## BEGIN
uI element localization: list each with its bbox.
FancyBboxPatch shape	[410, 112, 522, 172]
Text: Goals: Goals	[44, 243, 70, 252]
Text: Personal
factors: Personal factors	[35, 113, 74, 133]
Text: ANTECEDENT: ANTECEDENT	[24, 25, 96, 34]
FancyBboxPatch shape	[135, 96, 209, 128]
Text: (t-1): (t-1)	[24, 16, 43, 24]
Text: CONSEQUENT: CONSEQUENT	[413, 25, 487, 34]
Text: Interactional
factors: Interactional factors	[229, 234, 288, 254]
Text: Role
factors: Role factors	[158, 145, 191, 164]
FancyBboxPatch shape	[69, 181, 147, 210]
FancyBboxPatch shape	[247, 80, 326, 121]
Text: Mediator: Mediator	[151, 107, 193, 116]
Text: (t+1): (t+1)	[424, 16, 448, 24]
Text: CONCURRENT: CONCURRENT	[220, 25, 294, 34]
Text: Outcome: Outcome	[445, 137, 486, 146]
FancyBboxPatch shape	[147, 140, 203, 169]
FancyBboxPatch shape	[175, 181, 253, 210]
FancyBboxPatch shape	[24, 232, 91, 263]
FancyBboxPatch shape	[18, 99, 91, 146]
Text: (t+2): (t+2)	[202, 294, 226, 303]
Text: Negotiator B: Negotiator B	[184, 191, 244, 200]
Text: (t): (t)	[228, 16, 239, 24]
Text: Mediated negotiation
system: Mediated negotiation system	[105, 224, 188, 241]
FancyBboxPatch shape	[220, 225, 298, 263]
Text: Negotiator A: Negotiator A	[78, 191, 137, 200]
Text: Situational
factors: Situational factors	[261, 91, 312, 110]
## END
▸ **To be done**: Reproduce the records above, substituting "Party" for every occurrence of "Negotiator" and leaving all other text unchanged.

▸ **Result of this exercise**:
uI element localization: list each with its bbox.
FancyBboxPatch shape	[410, 112, 522, 172]
Text: Goals: Goals	[44, 243, 70, 252]
Text: Personal
factors: Personal factors	[35, 113, 74, 133]
Text: ANTECEDENT: ANTECEDENT	[24, 25, 96, 34]
FancyBboxPatch shape	[135, 96, 209, 128]
Text: (t-1): (t-1)	[24, 16, 43, 24]
Text: CONSEQUENT: CONSEQUENT	[413, 25, 487, 34]
Text: Interactional
factors: Interactional factors	[229, 234, 288, 254]
Text: Role
factors: Role factors	[158, 145, 191, 164]
FancyBboxPatch shape	[69, 181, 147, 210]
FancyBboxPatch shape	[247, 80, 326, 121]
Text: Mediator: Mediator	[151, 107, 193, 116]
Text: (t+1): (t+1)	[424, 16, 448, 24]
Text: CONCURRENT: CONCURRENT	[220, 25, 294, 34]
Text: Outcome: Outcome	[445, 137, 486, 146]
FancyBboxPatch shape	[147, 140, 203, 169]
FancyBboxPatch shape	[175, 181, 253, 210]
FancyBboxPatch shape	[24, 232, 91, 263]
FancyBboxPatch shape	[18, 99, 91, 146]
Text: (t+2): (t+2)	[202, 294, 226, 303]
Text: Party B: Party B	[184, 191, 244, 200]
Text: (t): (t)	[228, 16, 239, 24]
Text: Mediated negotiation
system: Mediated negotiation system	[105, 224, 188, 241]
FancyBboxPatch shape	[220, 225, 298, 263]
Text: Party A: Party A	[78, 191, 137, 200]
Text: Situational
factors: Situational factors	[261, 91, 312, 110]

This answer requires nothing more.